- [Records for the task]:
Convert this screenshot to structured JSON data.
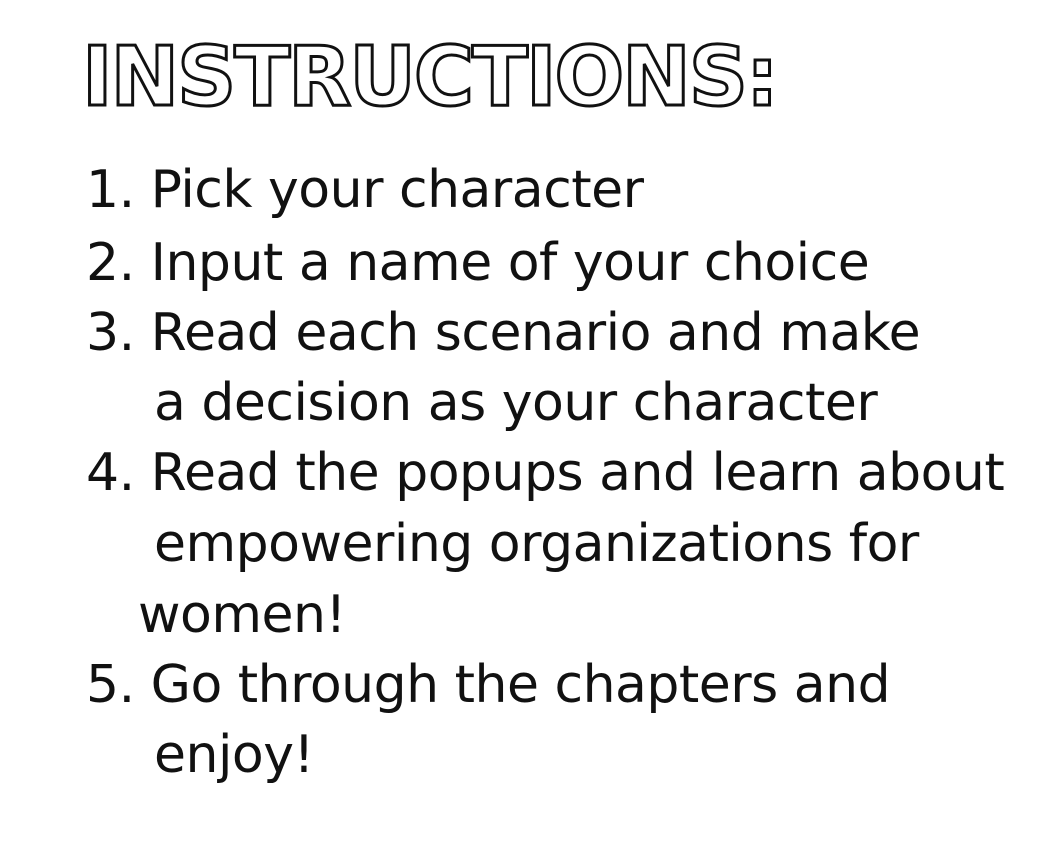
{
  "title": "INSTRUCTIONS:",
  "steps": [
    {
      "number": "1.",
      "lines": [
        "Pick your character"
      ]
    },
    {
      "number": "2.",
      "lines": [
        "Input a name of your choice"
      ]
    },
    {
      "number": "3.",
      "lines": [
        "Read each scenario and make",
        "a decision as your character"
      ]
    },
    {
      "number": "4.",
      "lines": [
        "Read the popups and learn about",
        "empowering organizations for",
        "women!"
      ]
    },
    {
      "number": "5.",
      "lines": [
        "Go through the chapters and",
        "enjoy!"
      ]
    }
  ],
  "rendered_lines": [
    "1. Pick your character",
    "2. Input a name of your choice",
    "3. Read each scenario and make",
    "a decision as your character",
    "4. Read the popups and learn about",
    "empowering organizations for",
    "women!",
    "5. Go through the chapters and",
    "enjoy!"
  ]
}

- [Goal]: Return the listing above unchanged, apart from dropping its pictures.

- [Exercise answer]:
Convert this screenshot to structured JSON data.
{
  "title": "INSTRUCTIONS:",
  "steps": [
    {
      "number": "1.",
      "lines": [
        "Pick your character"
      ]
    },
    {
      "number": "2.",
      "lines": [
        "Input a name of your choice"
      ]
    },
    {
      "number": "3.",
      "lines": [
        "Read each scenario and make",
        "a decision as your character"
      ]
    },
    {
      "number": "4.",
      "lines": [
        "Read the popups and learn about",
        "empowering organizations for",
        "women!"
      ]
    },
    {
      "number": "5.",
      "lines": [
        "Go through the chapters and",
        "enjoy!"
      ]
    }
  ],
  "rendered_lines": [
    "1. Pick your character",
    "2. Input a name of your choice",
    "3. Read each scenario and make",
    "a decision as your character",
    "4. Read the popups and learn about",
    "empowering organizations for",
    "women!",
    "5. Go through the chapters and",
    "enjoy!"
  ]
}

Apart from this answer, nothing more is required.